_Work to be completed_
Return every line below as is, leaving out the pictures.
•••••
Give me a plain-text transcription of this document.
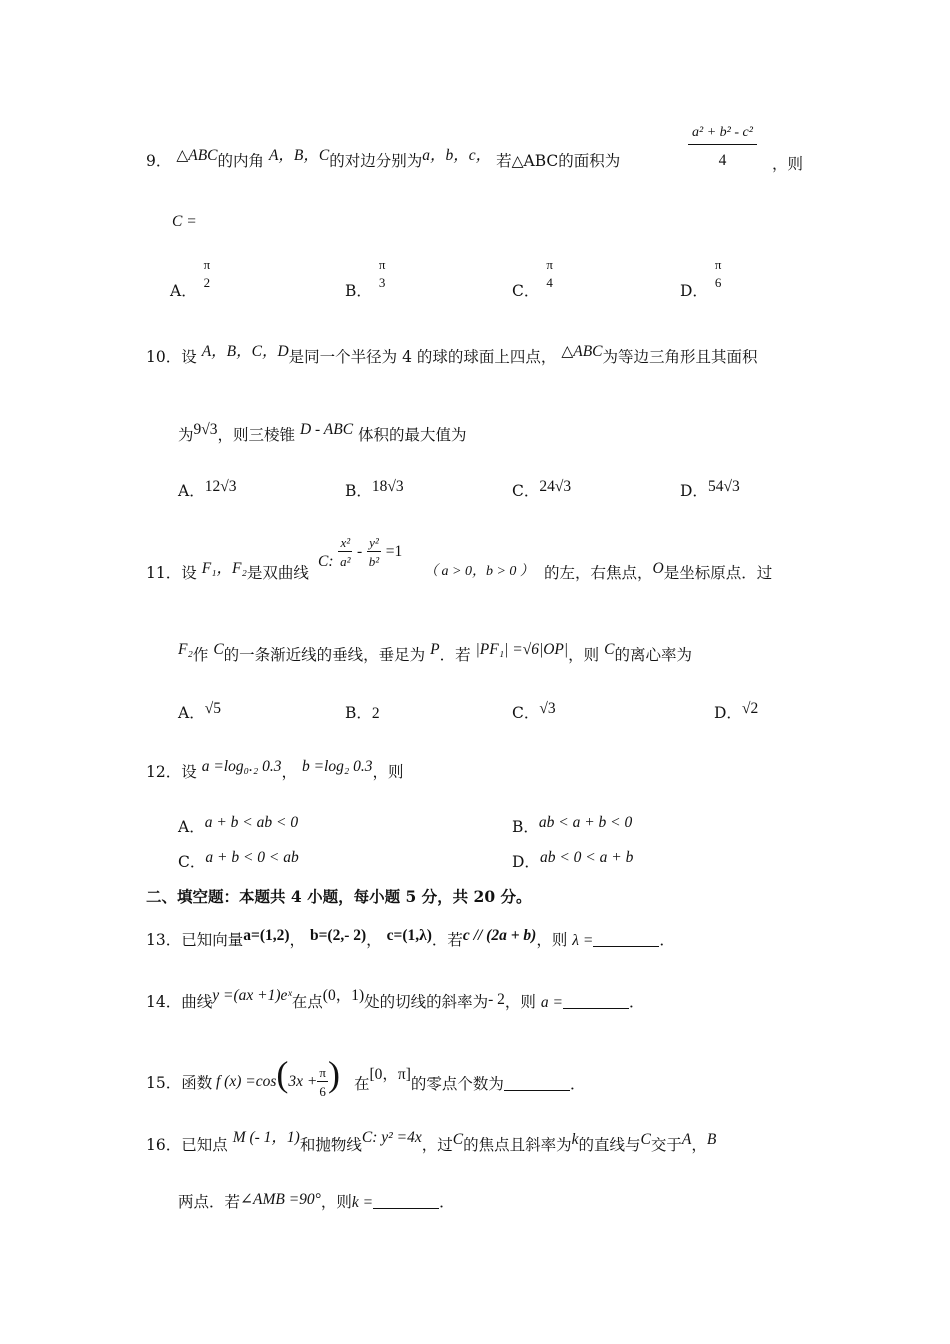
9． △ABC的内角 A，B，C的对边分别为a，b，c， 若△ABC的面积为	$\frac{\text{a² + b² - c²}}{4}$ ，则
C =
A．
π
2	B．
π
3	C．
π
4	D．
π
6
10．设 A，B，C，D是同一个半径为 4 的球的球面上四点， △ABC为等边三角形且其面积
为9√3，则三棱锥 D - ABC 体积的最大值为
A．12√3	B．18√3	C．24√3	D．54√3
11．设 F₁，F₂是双曲线
C: $\frac{\text{x²}}{\text{a²}} - \frac{\text{y²}}{\text{b²}} =1$
（ a > 0，b > 0 ） 的左，右焦点，O是坐标原点．过
F₂作 C的一条渐近线的垂线，垂足为 P．若 |PF₁| =√6|OP|，则 C的离心率为
A．√5	B．2	C．√3	D．√2
12．设 a =log₀.₂ 0.3， b =log₂ 0.3，则
A．a + b < ab < 0	B．ab < a + b < 0
C．a + b < 0 < ab	D．ab < 0 < a + b
二、填空题：本题共 4 小题，每小题 5 分，共 20 分。
13．已知向量a=(1,2)， b=(2,- 2)， c=(1,λ)．若c // (2a + b)，则 λ =	．
14．曲线y =(ax +1)eˣ在点(0，1)处的切线的斜率为- 2，则 a =	．
15．函数 f $(x) =\cos(3x + \frac{\pi}{6}$ ) 在[0，π]的零点个数为	．
16．已知点 M (- 1，1)和抛物线C: y² =4x，过C的焦点且斜率为k的直线与C交于A，B
两点．若∠AMB =90°，则k =	．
•••••
_Final answer_
Give me a plain-text transcription of this document.
9． △ABC的内角 A，B，C的对边分别为a，b，c， 若△ABC的面积为	$\frac{\text{a² + b² - c²}}{4}$ ，则
C =
A．
π
2	B．
π
3	C．
π
4	D．
π
6
10．设 A，B，C，D是同一个半径为 4 的球的球面上四点， △ABC为等边三角形且其面积
为9√3，则三棱锥 D - ABC 体积的最大值为
A．12√3	B．18√3	C．24√3	D．54√3
11．设 F₁，F₂是双曲线
C: $\frac{\text{x²}}{\text{a²}} - \frac{\text{y²}}{\text{b²}} =1$
（ a > 0，b > 0 ） 的左，右焦点，O是坐标原点．过
F₂作 C的一条渐近线的垂线，垂足为 P．若 |PF₁| =√6|OP|，则 C的离心率为
A．√5	B．2	C．√3	D．√2
12．设 a =log₀.₂ 0.3， b =log₂ 0.3，则
A．a + b < ab < 0	B．ab < a + b < 0
C．a + b < 0 < ab	D．ab < 0 < a + b
二、填空题：本题共 4 小题，每小题 5 分，共 20 分。
13．已知向量a=(1,2)， b=(2,- 2)， c=(1,λ)．若c // (2a + b)，则 λ =	．
14．曲线y =(ax +1)eˣ在点(0，1)处的切线的斜率为- 2，则 a =	．
15．函数 f $(x) =\cos(3x + \frac{\pi}{6}$ ) 在[0，π]的零点个数为	．
16．已知点 M (- 1，1)和抛物线C: y² =4x，过C的焦点且斜率为k的直线与C交于A，B
两点．若∠AMB =90°，则k =	．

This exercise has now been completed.